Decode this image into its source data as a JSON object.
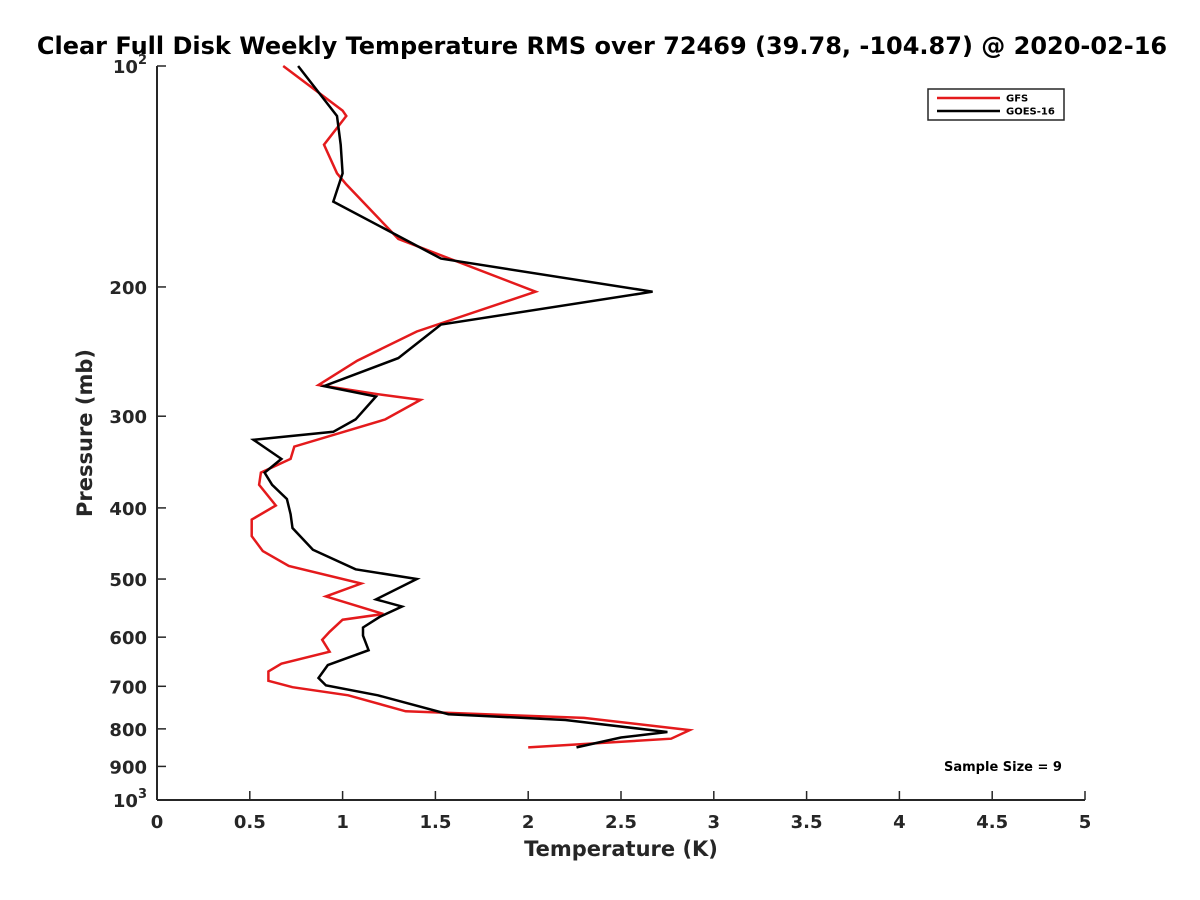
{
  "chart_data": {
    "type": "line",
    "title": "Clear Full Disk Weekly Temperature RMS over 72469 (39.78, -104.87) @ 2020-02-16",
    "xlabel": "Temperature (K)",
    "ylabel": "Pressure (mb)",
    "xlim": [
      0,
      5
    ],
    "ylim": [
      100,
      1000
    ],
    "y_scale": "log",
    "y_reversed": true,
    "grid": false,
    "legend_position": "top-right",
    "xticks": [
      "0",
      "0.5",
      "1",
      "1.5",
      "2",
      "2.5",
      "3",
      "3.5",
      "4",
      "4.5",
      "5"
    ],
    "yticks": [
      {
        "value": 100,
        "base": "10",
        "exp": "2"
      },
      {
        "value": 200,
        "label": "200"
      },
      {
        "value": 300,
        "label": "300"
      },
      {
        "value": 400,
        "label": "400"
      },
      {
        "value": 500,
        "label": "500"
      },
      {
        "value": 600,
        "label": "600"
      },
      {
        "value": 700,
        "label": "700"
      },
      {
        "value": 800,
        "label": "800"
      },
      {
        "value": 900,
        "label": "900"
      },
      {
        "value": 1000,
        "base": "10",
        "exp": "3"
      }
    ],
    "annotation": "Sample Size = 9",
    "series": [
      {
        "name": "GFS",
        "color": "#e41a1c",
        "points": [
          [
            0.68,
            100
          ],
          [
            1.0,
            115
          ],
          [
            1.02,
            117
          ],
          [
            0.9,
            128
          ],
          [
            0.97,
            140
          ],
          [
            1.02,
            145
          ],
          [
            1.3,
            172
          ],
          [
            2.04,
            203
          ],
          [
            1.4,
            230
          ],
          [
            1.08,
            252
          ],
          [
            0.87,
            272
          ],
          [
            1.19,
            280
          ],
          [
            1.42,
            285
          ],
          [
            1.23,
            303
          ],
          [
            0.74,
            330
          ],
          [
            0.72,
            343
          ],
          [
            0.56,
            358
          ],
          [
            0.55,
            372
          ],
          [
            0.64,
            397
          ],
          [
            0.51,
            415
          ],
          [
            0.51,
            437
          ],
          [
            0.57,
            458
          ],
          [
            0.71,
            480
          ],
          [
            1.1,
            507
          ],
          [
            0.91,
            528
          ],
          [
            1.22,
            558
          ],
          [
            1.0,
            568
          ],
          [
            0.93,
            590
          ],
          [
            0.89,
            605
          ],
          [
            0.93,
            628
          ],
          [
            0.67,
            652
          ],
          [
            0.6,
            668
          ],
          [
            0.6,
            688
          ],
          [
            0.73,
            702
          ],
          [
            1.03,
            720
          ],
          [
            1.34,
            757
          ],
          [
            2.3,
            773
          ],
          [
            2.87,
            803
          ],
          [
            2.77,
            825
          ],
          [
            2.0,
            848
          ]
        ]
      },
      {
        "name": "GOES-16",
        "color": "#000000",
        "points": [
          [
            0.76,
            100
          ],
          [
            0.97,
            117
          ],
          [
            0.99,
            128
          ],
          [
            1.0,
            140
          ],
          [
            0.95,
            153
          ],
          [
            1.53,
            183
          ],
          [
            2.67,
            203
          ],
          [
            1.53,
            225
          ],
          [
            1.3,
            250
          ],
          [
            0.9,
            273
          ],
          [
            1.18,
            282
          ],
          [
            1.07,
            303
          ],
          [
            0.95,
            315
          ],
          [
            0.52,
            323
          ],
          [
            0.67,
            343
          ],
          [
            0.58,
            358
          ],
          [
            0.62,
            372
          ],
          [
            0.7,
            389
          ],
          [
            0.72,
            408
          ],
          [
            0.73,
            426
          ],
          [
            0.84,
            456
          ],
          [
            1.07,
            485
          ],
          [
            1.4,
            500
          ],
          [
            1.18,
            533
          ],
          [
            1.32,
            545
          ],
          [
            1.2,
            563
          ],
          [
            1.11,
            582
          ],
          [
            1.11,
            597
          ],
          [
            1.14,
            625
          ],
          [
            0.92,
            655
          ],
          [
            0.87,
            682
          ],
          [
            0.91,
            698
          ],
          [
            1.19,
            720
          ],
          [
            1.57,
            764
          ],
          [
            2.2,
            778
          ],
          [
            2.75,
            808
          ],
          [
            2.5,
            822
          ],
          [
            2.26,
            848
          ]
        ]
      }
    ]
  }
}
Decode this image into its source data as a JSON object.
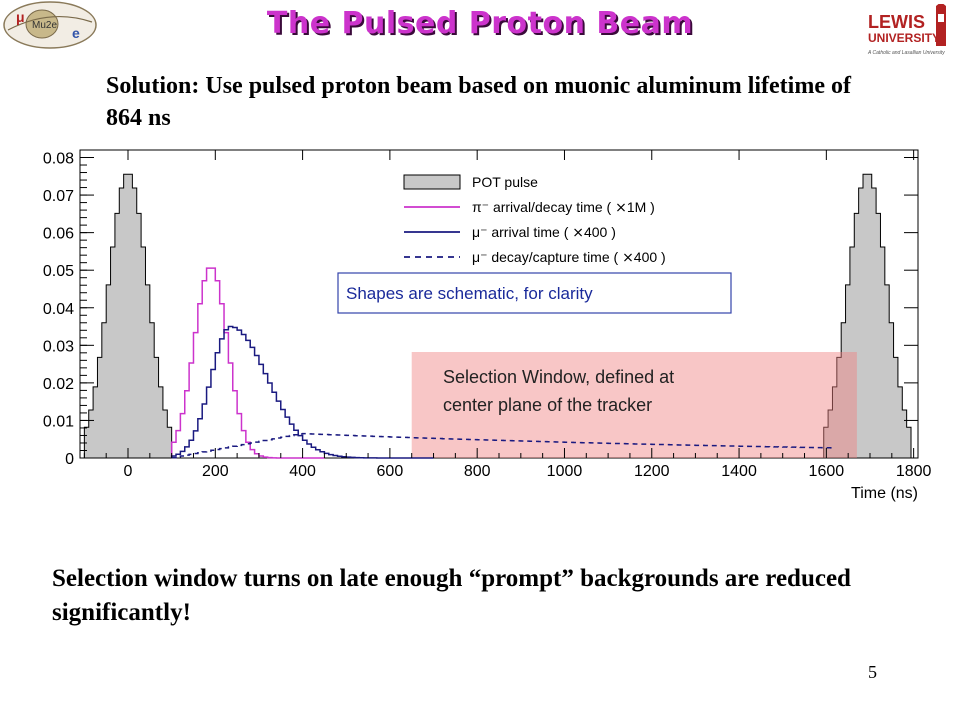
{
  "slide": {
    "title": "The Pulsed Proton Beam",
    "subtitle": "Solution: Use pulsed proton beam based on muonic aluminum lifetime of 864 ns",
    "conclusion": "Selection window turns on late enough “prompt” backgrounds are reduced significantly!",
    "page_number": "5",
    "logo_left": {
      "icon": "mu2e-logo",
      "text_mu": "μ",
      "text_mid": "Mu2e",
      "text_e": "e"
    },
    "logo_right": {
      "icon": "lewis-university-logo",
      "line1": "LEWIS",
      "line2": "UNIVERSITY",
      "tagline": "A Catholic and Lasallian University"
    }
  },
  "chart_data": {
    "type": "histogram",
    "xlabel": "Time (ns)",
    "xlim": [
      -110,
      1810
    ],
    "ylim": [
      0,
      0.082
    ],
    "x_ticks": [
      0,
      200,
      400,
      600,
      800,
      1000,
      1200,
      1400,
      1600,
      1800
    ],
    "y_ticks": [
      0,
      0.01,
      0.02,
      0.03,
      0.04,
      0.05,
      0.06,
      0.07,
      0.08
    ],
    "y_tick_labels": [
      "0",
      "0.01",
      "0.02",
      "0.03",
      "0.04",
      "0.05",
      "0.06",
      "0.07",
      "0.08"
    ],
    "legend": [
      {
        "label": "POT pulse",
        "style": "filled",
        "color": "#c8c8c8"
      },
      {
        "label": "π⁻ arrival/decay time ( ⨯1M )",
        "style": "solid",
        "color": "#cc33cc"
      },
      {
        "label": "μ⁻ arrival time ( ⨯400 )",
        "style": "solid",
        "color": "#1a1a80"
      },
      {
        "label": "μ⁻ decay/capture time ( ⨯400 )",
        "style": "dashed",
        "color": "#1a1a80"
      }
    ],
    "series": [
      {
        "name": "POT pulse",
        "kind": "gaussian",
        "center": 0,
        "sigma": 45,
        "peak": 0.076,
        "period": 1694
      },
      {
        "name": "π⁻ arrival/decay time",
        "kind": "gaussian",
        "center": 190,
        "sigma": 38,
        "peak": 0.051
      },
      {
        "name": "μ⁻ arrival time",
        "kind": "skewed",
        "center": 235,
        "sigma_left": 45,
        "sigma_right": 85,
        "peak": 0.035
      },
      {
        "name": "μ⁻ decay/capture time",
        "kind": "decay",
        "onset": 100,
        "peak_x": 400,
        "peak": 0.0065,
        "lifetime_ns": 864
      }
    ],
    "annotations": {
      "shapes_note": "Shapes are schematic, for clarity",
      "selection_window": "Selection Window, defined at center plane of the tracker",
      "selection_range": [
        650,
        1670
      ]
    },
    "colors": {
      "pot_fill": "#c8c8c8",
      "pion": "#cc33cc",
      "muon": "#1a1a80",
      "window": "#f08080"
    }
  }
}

--*--

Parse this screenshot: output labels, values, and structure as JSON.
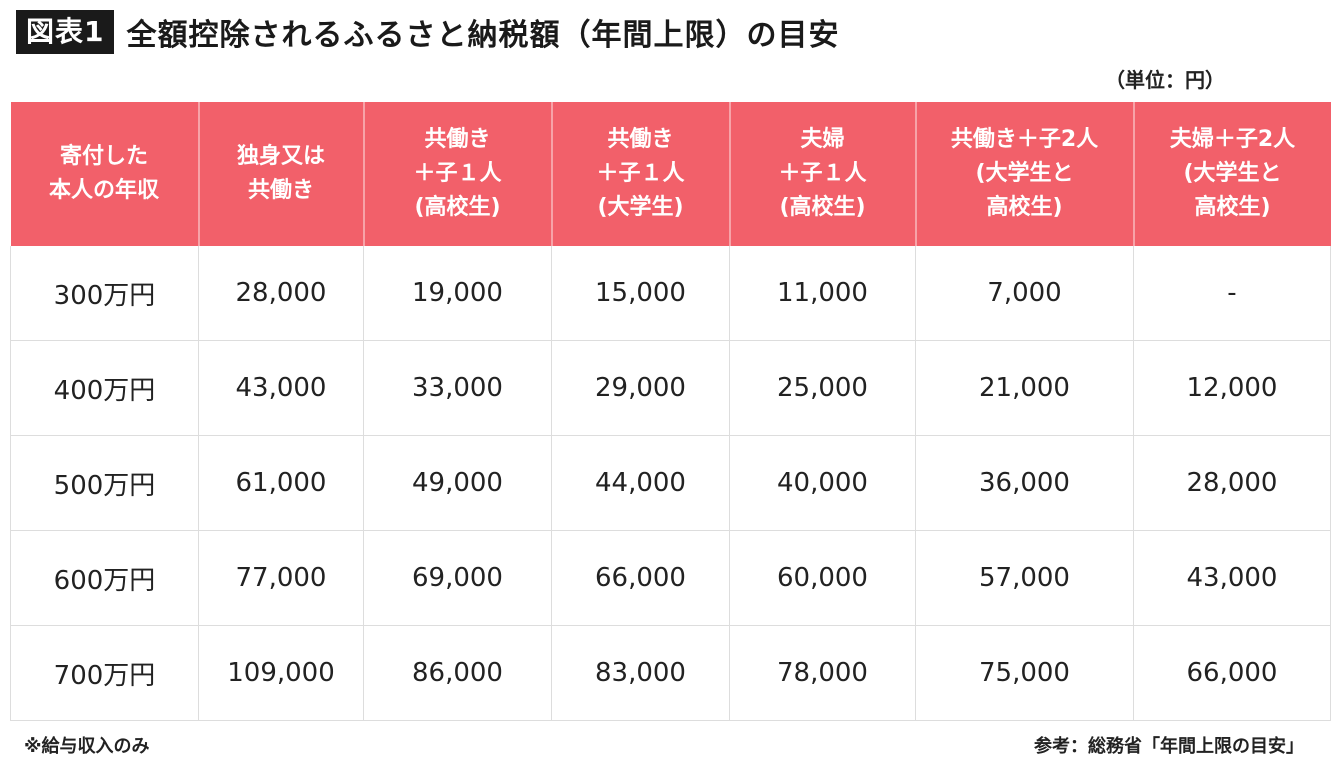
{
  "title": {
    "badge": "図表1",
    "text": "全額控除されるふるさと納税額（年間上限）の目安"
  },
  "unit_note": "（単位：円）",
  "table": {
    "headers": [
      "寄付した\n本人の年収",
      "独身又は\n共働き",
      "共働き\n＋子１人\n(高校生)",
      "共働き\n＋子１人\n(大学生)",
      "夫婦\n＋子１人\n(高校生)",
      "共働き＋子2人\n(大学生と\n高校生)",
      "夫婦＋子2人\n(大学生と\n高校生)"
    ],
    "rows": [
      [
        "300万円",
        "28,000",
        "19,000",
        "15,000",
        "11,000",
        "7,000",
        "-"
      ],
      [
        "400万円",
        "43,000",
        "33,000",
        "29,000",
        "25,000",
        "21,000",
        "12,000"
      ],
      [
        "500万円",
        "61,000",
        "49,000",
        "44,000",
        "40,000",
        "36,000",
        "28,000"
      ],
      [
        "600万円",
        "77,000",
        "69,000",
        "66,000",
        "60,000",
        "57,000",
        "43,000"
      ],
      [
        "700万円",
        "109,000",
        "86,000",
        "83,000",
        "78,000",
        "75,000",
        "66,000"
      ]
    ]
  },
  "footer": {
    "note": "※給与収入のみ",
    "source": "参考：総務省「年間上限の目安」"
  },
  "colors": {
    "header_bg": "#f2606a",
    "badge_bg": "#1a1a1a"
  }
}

--*--

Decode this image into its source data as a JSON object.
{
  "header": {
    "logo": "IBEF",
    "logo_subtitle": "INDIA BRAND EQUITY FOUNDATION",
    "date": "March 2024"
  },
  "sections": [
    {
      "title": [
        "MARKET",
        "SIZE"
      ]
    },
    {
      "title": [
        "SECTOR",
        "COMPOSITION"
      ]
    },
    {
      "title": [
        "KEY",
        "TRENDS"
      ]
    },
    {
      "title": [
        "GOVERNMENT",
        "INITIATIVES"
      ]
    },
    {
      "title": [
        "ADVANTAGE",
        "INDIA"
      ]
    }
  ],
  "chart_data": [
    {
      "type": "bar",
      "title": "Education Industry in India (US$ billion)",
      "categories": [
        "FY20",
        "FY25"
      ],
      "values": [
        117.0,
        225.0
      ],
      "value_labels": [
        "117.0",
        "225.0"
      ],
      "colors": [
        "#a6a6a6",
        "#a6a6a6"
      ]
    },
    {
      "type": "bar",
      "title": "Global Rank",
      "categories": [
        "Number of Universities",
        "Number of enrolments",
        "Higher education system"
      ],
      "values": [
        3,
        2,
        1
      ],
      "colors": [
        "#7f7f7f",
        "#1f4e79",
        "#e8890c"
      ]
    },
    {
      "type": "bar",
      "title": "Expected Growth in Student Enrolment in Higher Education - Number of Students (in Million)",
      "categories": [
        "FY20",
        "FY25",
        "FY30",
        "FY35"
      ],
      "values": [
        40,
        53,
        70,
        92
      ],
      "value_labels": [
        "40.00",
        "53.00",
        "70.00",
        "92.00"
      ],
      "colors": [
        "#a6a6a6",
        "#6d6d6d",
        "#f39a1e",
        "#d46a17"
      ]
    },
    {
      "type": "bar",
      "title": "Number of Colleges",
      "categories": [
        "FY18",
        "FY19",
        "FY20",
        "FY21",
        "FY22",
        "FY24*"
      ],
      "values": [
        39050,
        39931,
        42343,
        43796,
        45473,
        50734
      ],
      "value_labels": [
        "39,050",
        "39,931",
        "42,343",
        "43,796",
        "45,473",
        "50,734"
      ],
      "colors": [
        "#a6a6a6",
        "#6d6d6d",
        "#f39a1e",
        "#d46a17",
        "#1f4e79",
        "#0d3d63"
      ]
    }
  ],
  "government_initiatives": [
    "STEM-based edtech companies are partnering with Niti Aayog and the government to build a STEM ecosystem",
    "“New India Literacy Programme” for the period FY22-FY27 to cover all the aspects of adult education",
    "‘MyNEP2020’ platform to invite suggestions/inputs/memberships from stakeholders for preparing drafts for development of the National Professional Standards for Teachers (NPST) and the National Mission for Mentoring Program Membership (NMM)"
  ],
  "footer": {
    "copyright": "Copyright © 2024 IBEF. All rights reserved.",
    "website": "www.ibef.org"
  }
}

--*--

### Your instructions
Set out every line from the material that contains the string "capture".

### The completed task
        "label": "μ⁻ decay/capture time ( ⨯400 )",
        "name": "μ⁻ decay/capture time",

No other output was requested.